START Source records

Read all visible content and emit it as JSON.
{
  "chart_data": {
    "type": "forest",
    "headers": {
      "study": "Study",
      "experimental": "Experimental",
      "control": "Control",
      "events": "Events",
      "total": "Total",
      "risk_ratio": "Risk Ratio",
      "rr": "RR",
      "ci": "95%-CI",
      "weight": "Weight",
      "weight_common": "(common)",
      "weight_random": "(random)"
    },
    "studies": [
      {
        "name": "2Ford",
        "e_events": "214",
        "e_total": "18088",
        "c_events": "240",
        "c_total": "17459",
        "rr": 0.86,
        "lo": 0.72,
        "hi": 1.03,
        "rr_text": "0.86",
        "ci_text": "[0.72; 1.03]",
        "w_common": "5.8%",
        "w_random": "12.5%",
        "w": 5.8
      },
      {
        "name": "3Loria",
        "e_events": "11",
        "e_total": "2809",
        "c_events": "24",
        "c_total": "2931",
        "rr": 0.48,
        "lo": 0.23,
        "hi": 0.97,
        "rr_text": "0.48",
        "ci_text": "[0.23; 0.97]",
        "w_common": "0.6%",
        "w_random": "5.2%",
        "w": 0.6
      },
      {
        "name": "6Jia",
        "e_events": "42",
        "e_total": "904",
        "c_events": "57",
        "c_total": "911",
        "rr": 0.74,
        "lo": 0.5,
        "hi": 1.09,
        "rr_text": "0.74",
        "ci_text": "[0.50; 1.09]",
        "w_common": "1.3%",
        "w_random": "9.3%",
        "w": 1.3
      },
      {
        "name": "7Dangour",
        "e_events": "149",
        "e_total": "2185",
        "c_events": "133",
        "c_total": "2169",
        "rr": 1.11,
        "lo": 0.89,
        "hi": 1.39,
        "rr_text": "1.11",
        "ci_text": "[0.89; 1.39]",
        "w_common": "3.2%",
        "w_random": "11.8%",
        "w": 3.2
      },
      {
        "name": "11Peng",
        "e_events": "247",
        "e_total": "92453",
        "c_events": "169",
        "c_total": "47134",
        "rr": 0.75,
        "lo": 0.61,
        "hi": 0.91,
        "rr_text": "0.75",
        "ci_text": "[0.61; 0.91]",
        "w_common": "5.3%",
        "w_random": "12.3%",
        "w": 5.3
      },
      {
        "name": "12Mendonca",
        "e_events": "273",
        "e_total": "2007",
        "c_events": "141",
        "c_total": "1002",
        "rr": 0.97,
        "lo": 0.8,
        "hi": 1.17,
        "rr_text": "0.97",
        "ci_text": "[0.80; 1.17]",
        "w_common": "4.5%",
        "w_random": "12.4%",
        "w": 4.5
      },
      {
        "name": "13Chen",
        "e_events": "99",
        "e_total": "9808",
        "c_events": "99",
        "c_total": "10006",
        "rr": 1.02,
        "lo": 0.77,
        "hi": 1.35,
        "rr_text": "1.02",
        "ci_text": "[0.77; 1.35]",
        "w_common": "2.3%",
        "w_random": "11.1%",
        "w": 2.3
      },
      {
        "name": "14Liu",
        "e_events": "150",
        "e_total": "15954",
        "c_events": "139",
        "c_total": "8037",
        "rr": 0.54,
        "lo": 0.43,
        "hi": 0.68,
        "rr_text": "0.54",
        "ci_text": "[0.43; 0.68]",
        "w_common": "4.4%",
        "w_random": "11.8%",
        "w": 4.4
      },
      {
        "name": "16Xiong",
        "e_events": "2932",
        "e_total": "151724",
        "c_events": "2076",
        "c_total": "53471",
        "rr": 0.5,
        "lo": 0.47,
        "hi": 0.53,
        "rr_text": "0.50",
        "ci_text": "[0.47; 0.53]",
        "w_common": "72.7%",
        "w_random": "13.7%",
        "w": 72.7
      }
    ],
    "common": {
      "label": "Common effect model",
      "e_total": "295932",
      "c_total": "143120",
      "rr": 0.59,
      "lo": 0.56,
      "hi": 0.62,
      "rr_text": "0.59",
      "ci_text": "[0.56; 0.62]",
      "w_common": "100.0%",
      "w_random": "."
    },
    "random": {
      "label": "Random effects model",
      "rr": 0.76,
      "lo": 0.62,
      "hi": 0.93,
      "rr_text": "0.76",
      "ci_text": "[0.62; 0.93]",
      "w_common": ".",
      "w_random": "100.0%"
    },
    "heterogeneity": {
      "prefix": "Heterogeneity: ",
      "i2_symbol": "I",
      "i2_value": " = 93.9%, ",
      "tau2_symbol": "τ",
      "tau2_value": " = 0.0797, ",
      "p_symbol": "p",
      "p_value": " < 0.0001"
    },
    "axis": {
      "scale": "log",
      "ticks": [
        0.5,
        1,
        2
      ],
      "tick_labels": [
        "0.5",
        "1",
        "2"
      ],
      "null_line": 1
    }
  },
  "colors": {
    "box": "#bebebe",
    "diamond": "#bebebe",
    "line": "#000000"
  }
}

END Source records

=== Task objective ===
Set down the material above again, word for word.

=== Answer to the problem ===
Read all visible content and emit it as JSON.
{
  "chart_data": {
    "type": "forest",
    "headers": {
      "study": "Study",
      "experimental": "Experimental",
      "control": "Control",
      "events": "Events",
      "total": "Total",
      "risk_ratio": "Risk Ratio",
      "rr": "RR",
      "ci": "95%-CI",
      "weight": "Weight",
      "weight_common": "(common)",
      "weight_random": "(random)"
    },
    "studies": [
      {
        "name": "2Ford",
        "e_events": "214",
        "e_total": "18088",
        "c_events": "240",
        "c_total": "17459",
        "rr": 0.86,
        "lo": 0.72,
        "hi": 1.03,
        "rr_text": "0.86",
        "ci_text": "[0.72; 1.03]",
        "w_common": "5.8%",
        "w_random": "12.5%",
        "w": 5.8
      },
      {
        "name": "3Loria",
        "e_events": "11",
        "e_total": "2809",
        "c_events": "24",
        "c_total": "2931",
        "rr": 0.48,
        "lo": 0.23,
        "hi": 0.97,
        "rr_text": "0.48",
        "ci_text": "[0.23; 0.97]",
        "w_common": "0.6%",
        "w_random": "5.2%",
        "w": 0.6
      },
      {
        "name": "6Jia",
        "e_events": "42",
        "e_total": "904",
        "c_events": "57",
        "c_total": "911",
        "rr": 0.74,
        "lo": 0.5,
        "hi": 1.09,
        "rr_text": "0.74",
        "ci_text": "[0.50; 1.09]",
        "w_common": "1.3%",
        "w_random": "9.3%",
        "w": 1.3
      },
      {
        "name": "7Dangour",
        "e_events": "149",
        "e_total": "2185",
        "c_events": "133",
        "c_total": "2169",
        "rr": 1.11,
        "lo": 0.89,
        "hi": 1.39,
        "rr_text": "1.11",
        "ci_text": "[0.89; 1.39]",
        "w_common": "3.2%",
        "w_random": "11.8%",
        "w": 3.2
      },
      {
        "name": "11Peng",
        "e_events": "247",
        "e_total": "92453",
        "c_events": "169",
        "c_total": "47134",
        "rr": 0.75,
        "lo": 0.61,
        "hi": 0.91,
        "rr_text": "0.75",
        "ci_text": "[0.61; 0.91]",
        "w_common": "5.3%",
        "w_random": "12.3%",
        "w": 5.3
      },
      {
        "name": "12Mendonca",
        "e_events": "273",
        "e_total": "2007",
        "c_events": "141",
        "c_total": "1002",
        "rr": 0.97,
        "lo": 0.8,
        "hi": 1.17,
        "rr_text": "0.97",
        "ci_text": "[0.80; 1.17]",
        "w_common": "4.5%",
        "w_random": "12.4%",
        "w": 4.5
      },
      {
        "name": "13Chen",
        "e_events": "99",
        "e_total": "9808",
        "c_events": "99",
        "c_total": "10006",
        "rr": 1.02,
        "lo": 0.77,
        "hi": 1.35,
        "rr_text": "1.02",
        "ci_text": "[0.77; 1.35]",
        "w_common": "2.3%",
        "w_random": "11.1%",
        "w": 2.3
      },
      {
        "name": "14Liu",
        "e_events": "150",
        "e_total": "15954",
        "c_events": "139",
        "c_total": "8037",
        "rr": 0.54,
        "lo": 0.43,
        "hi": 0.68,
        "rr_text": "0.54",
        "ci_text": "[0.43; 0.68]",
        "w_common": "4.4%",
        "w_random": "11.8%",
        "w": 4.4
      },
      {
        "name": "16Xiong",
        "e_events": "2932",
        "e_total": "151724",
        "c_events": "2076",
        "c_total": "53471",
        "rr": 0.5,
        "lo": 0.47,
        "hi": 0.53,
        "rr_text": "0.50",
        "ci_text": "[0.47; 0.53]",
        "w_common": "72.7%",
        "w_random": "13.7%",
        "w": 72.7
      }
    ],
    "common": {
      "label": "Common effect model",
      "e_total": "295932",
      "c_total": "143120",
      "rr": 0.59,
      "lo": 0.56,
      "hi": 0.62,
      "rr_text": "0.59",
      "ci_text": "[0.56; 0.62]",
      "w_common": "100.0%",
      "w_random": "."
    },
    "random": {
      "label": "Random effects model",
      "rr": 0.76,
      "lo": 0.62,
      "hi": 0.93,
      "rr_text": "0.76",
      "ci_text": "[0.62; 0.93]",
      "w_common": ".",
      "w_random": "100.0%"
    },
    "heterogeneity": {
      "prefix": "Heterogeneity: ",
      "i2_symbol": "I",
      "i2_value": " = 93.9%, ",
      "tau2_symbol": "τ",
      "tau2_value": " = 0.0797, ",
      "p_symbol": "p",
      "p_value": " < 0.0001"
    },
    "axis": {
      "scale": "log",
      "ticks": [
        0.5,
        1,
        2
      ],
      "tick_labels": [
        "0.5",
        "1",
        "2"
      ],
      "null_line": 1
    }
  },
  "colors": {
    "box": "#bebebe",
    "diamond": "#bebebe",
    "line": "#000000"
  }
}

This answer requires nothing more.